▶ TASK OBJECTIVE:
Work out the number of lines in the listing that include the string "比较鉴赏这两首诗歌在表现手法上的异同". Reply with that number alone.

▶ DATA:
**********
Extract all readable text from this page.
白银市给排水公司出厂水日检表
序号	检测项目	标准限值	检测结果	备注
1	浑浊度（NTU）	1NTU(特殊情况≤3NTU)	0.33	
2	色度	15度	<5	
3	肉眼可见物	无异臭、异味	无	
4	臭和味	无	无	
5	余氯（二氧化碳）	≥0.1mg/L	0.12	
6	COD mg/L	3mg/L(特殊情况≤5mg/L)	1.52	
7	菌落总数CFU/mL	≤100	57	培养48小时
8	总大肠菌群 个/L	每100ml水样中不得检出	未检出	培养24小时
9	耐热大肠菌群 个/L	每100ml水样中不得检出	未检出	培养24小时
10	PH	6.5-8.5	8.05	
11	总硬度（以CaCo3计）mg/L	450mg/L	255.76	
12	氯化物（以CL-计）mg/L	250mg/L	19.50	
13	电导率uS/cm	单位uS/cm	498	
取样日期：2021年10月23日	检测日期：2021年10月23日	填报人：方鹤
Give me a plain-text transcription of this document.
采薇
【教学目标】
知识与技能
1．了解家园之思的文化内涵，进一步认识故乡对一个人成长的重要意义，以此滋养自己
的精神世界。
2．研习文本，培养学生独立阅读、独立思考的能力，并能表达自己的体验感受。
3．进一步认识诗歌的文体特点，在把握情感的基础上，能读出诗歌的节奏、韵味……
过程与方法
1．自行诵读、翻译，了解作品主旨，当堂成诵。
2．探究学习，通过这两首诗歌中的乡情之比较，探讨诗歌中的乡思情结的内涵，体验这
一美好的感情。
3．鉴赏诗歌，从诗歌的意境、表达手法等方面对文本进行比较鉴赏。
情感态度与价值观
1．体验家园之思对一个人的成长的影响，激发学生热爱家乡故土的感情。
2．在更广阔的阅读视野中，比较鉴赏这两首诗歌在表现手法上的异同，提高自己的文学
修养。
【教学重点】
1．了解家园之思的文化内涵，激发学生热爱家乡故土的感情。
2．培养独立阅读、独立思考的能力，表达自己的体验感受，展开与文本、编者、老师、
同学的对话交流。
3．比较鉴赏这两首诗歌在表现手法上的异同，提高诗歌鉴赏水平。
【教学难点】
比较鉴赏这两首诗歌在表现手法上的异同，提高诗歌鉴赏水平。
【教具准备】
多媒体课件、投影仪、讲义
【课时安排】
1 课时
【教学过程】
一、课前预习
**********
▶ FULL OUTPUT:
3